*What the exercise asks*:
Set the listing down again exactly, please, apart from its pictures.

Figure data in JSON
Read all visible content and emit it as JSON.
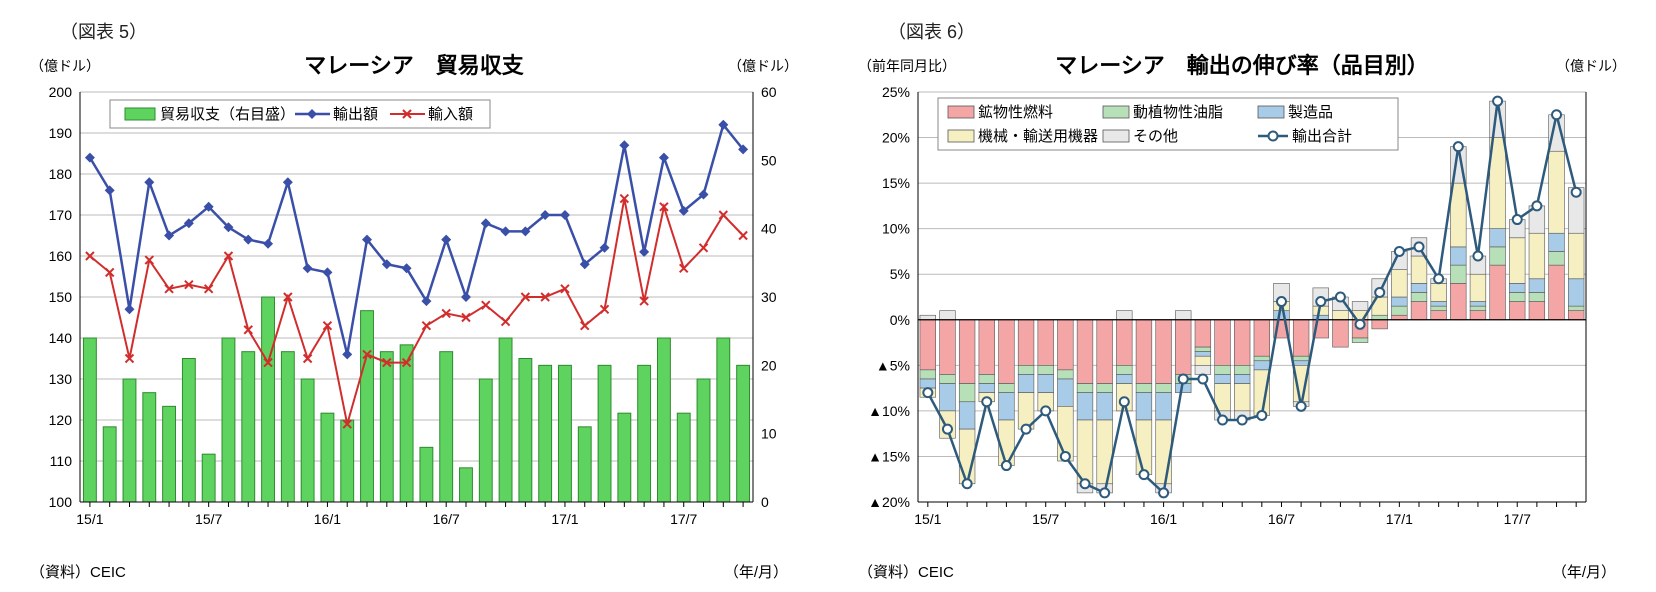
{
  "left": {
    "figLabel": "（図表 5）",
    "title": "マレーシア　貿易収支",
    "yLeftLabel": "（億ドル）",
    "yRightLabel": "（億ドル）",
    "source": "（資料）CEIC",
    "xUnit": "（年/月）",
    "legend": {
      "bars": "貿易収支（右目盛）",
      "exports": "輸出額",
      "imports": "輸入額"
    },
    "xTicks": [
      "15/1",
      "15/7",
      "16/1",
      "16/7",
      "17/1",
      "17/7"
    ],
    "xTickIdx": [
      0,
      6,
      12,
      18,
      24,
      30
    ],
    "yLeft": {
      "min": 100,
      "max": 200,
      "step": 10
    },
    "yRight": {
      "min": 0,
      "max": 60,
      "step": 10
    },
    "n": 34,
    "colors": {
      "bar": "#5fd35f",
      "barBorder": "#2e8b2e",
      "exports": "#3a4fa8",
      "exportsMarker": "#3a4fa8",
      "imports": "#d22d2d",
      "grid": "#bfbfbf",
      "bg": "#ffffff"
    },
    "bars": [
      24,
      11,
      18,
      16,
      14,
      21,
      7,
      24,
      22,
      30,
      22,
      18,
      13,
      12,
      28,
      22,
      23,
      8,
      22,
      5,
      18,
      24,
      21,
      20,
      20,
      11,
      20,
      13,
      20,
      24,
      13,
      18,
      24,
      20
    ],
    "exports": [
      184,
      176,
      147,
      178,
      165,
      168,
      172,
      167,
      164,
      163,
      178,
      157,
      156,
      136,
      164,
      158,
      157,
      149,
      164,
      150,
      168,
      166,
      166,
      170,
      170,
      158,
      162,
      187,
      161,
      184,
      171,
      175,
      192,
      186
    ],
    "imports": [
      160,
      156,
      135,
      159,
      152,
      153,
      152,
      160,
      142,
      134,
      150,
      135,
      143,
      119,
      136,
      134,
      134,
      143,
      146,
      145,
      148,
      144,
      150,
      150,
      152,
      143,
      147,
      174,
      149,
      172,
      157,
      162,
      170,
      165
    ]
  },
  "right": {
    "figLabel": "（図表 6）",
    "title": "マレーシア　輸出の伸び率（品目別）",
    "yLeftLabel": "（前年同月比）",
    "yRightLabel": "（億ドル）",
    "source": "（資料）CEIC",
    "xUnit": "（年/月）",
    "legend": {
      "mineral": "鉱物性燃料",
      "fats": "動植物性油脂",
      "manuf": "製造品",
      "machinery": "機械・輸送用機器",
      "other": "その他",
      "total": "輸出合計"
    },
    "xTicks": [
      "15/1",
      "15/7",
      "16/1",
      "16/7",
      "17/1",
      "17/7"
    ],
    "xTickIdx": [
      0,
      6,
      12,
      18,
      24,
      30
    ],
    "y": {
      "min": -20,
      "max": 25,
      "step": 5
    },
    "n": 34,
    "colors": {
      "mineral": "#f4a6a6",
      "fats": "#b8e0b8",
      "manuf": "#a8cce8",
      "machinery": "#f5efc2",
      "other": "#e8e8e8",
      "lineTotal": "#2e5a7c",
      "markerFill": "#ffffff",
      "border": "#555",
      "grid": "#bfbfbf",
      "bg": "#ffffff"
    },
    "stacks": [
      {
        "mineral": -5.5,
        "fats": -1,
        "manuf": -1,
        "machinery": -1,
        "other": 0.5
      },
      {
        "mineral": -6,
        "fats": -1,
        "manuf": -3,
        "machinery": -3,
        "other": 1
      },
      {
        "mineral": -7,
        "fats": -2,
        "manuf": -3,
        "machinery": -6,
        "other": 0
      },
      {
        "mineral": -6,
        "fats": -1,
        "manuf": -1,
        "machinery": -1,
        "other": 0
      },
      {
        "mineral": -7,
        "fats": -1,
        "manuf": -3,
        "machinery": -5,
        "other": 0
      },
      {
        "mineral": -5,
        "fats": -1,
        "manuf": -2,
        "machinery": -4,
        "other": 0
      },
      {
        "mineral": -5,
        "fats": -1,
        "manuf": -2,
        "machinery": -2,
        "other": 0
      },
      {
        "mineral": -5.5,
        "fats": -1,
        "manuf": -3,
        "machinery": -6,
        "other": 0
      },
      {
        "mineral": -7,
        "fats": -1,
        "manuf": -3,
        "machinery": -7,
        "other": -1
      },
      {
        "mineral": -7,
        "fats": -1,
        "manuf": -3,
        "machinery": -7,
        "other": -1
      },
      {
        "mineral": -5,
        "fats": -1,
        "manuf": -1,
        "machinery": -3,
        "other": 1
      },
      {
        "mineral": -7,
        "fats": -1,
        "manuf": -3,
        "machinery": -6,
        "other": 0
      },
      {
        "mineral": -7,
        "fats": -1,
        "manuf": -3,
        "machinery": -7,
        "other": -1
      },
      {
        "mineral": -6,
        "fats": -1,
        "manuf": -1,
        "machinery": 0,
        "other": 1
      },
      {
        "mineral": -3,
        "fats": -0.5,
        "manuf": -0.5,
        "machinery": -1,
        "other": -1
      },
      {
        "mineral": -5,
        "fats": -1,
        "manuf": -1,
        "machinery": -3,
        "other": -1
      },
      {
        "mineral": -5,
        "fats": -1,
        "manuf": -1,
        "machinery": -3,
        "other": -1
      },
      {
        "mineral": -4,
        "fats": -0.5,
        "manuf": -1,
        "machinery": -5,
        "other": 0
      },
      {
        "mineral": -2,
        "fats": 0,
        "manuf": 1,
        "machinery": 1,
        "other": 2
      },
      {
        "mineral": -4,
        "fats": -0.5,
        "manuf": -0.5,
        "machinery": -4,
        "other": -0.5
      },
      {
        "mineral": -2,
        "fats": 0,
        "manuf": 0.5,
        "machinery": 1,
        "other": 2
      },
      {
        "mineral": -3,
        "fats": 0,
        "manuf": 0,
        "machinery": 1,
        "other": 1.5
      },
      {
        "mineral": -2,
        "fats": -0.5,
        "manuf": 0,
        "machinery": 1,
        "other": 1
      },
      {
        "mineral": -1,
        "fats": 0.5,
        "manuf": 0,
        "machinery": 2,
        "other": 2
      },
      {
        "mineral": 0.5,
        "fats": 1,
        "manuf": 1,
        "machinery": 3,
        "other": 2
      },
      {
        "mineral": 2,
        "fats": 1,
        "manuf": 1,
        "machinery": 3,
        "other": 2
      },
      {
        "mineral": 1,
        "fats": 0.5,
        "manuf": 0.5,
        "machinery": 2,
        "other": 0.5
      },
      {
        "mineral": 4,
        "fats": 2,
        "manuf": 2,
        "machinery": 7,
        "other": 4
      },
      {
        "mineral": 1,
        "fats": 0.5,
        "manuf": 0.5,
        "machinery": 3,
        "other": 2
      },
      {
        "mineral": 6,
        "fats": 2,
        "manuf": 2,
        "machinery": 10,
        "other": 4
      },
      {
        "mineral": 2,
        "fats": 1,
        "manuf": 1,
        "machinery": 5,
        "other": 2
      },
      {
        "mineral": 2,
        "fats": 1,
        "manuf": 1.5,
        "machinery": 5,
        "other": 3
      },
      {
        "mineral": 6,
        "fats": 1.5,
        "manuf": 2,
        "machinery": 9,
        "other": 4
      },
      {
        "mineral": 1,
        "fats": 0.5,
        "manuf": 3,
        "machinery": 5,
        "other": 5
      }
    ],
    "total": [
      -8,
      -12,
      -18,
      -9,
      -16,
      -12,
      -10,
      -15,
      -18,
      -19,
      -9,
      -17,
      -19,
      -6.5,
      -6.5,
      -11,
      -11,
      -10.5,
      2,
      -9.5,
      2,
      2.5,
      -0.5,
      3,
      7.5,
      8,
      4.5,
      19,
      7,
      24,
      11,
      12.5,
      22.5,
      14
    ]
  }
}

*Solution*:
Read all visible content and emit it as JSON.
{
  "left": {
    "figLabel": "（図表 5）",
    "title": "マレーシア　貿易収支",
    "yLeftLabel": "（億ドル）",
    "yRightLabel": "（億ドル）",
    "source": "（資料）CEIC",
    "xUnit": "（年/月）",
    "legend": {
      "bars": "貿易収支（右目盛）",
      "exports": "輸出額",
      "imports": "輸入額"
    },
    "xTicks": [
      "15/1",
      "15/7",
      "16/1",
      "16/7",
      "17/1",
      "17/7"
    ],
    "xTickIdx": [
      0,
      6,
      12,
      18,
      24,
      30
    ],
    "yLeft": {
      "min": 100,
      "max": 200,
      "step": 10
    },
    "yRight": {
      "min": 0,
      "max": 60,
      "step": 10
    },
    "n": 34,
    "colors": {
      "bar": "#5fd35f",
      "barBorder": "#2e8b2e",
      "exports": "#3a4fa8",
      "exportsMarker": "#3a4fa8",
      "imports": "#d22d2d",
      "grid": "#bfbfbf",
      "bg": "#ffffff"
    },
    "bars": [
      24,
      11,
      18,
      16,
      14,
      21,
      7,
      24,
      22,
      30,
      22,
      18,
      13,
      12,
      28,
      22,
      23,
      8,
      22,
      5,
      18,
      24,
      21,
      20,
      20,
      11,
      20,
      13,
      20,
      24,
      13,
      18,
      24,
      20
    ],
    "exports": [
      184,
      176,
      147,
      178,
      165,
      168,
      172,
      167,
      164,
      163,
      178,
      157,
      156,
      136,
      164,
      158,
      157,
      149,
      164,
      150,
      168,
      166,
      166,
      170,
      170,
      158,
      162,
      187,
      161,
      184,
      171,
      175,
      192,
      186
    ],
    "imports": [
      160,
      156,
      135,
      159,
      152,
      153,
      152,
      160,
      142,
      134,
      150,
      135,
      143,
      119,
      136,
      134,
      134,
      143,
      146,
      145,
      148,
      144,
      150,
      150,
      152,
      143,
      147,
      174,
      149,
      172,
      157,
      162,
      170,
      165
    ]
  },
  "right": {
    "figLabel": "（図表 6）",
    "title": "マレーシア　輸出の伸び率（品目別）",
    "yLeftLabel": "（前年同月比）",
    "yRightLabel": "（億ドル）",
    "source": "（資料）CEIC",
    "xUnit": "（年/月）",
    "legend": {
      "mineral": "鉱物性燃料",
      "fats": "動植物性油脂",
      "manuf": "製造品",
      "machinery": "機械・輸送用機器",
      "other": "その他",
      "total": "輸出合計"
    },
    "xTicks": [
      "15/1",
      "15/7",
      "16/1",
      "16/7",
      "17/1",
      "17/7"
    ],
    "xTickIdx": [
      0,
      6,
      12,
      18,
      24,
      30
    ],
    "y": {
      "min": -20,
      "max": 25,
      "step": 5
    },
    "n": 34,
    "colors": {
      "mineral": "#f4a6a6",
      "fats": "#b8e0b8",
      "manuf": "#a8cce8",
      "machinery": "#f5efc2",
      "other": "#e8e8e8",
      "lineTotal": "#2e5a7c",
      "markerFill": "#ffffff",
      "border": "#555",
      "grid": "#bfbfbf",
      "bg": "#ffffff"
    },
    "stacks": [
      {
        "mineral": -5.5,
        "fats": -1,
        "manuf": -1,
        "machinery": -1,
        "other": 0.5
      },
      {
        "mineral": -6,
        "fats": -1,
        "manuf": -3,
        "machinery": -3,
        "other": 1
      },
      {
        "mineral": -7,
        "fats": -2,
        "manuf": -3,
        "machinery": -6,
        "other": 0
      },
      {
        "mineral": -6,
        "fats": -1,
        "manuf": -1,
        "machinery": -1,
        "other": 0
      },
      {
        "mineral": -7,
        "fats": -1,
        "manuf": -3,
        "machinery": -5,
        "other": 0
      },
      {
        "mineral": -5,
        "fats": -1,
        "manuf": -2,
        "machinery": -4,
        "other": 0
      },
      {
        "mineral": -5,
        "fats": -1,
        "manuf": -2,
        "machinery": -2,
        "other": 0
      },
      {
        "mineral": -5.5,
        "fats": -1,
        "manuf": -3,
        "machinery": -6,
        "other": 0
      },
      {
        "mineral": -7,
        "fats": -1,
        "manuf": -3,
        "machinery": -7,
        "other": -1
      },
      {
        "mineral": -7,
        "fats": -1,
        "manuf": -3,
        "machinery": -7,
        "other": -1
      },
      {
        "mineral": -5,
        "fats": -1,
        "manuf": -1,
        "machinery": -3,
        "other": 1
      },
      {
        "mineral": -7,
        "fats": -1,
        "manuf": -3,
        "machinery": -6,
        "other": 0
      },
      {
        "mineral": -7,
        "fats": -1,
        "manuf": -3,
        "machinery": -7,
        "other": -1
      },
      {
        "mineral": -6,
        "fats": -1,
        "manuf": -1,
        "machinery": 0,
        "other": 1
      },
      {
        "mineral": -3,
        "fats": -0.5,
        "manuf": -0.5,
        "machinery": -1,
        "other": -1
      },
      {
        "mineral": -5,
        "fats": -1,
        "manuf": -1,
        "machinery": -3,
        "other": -1
      },
      {
        "mineral": -5,
        "fats": -1,
        "manuf": -1,
        "machinery": -3,
        "other": -1
      },
      {
        "mineral": -4,
        "fats": -0.5,
        "manuf": -1,
        "machinery": -5,
        "other": 0
      },
      {
        "mineral": -2,
        "fats": 0,
        "manuf": 1,
        "machinery": 1,
        "other": 2
      },
      {
        "mineral": -4,
        "fats": -0.5,
        "manuf": -0.5,
        "machinery": -4,
        "other": -0.5
      },
      {
        "mineral": -2,
        "fats": 0,
        "manuf": 0.5,
        "machinery": 1,
        "other": 2
      },
      {
        "mineral": -3,
        "fats": 0,
        "manuf": 0,
        "machinery": 1,
        "other": 1.5
      },
      {
        "mineral": -2,
        "fats": -0.5,
        "manuf": 0,
        "machinery": 1,
        "other": 1
      },
      {
        "mineral": -1,
        "fats": 0.5,
        "manuf": 0,
        "machinery": 2,
        "other": 2
      },
      {
        "mineral": 0.5,
        "fats": 1,
        "manuf": 1,
        "machinery": 3,
        "other": 2
      },
      {
        "mineral": 2,
        "fats": 1,
        "manuf": 1,
        "machinery": 3,
        "other": 2
      },
      {
        "mineral": 1,
        "fats": 0.5,
        "manuf": 0.5,
        "machinery": 2,
        "other": 0.5
      },
      {
        "mineral": 4,
        "fats": 2,
        "manuf": 2,
        "machinery": 7,
        "other": 4
      },
      {
        "mineral": 1,
        "fats": 0.5,
        "manuf": 0.5,
        "machinery": 3,
        "other": 2
      },
      {
        "mineral": 6,
        "fats": 2,
        "manuf": 2,
        "machinery": 10,
        "other": 4
      },
      {
        "mineral": 2,
        "fats": 1,
        "manuf": 1,
        "machinery": 5,
        "other": 2
      },
      {
        "mineral": 2,
        "fats": 1,
        "manuf": 1.5,
        "machinery": 5,
        "other": 3
      },
      {
        "mineral": 6,
        "fats": 1.5,
        "manuf": 2,
        "machinery": 9,
        "other": 4
      },
      {
        "mineral": 1,
        "fats": 0.5,
        "manuf": 3,
        "machinery": 5,
        "other": 5
      }
    ],
    "total": [
      -8,
      -12,
      -18,
      -9,
      -16,
      -12,
      -10,
      -15,
      -18,
      -19,
      -9,
      -17,
      -19,
      -6.5,
      -6.5,
      -11,
      -11,
      -10.5,
      2,
      -9.5,
      2,
      2.5,
      -0.5,
      3,
      7.5,
      8,
      4.5,
      19,
      7,
      24,
      11,
      12.5,
      22.5,
      14
    ]
  }
}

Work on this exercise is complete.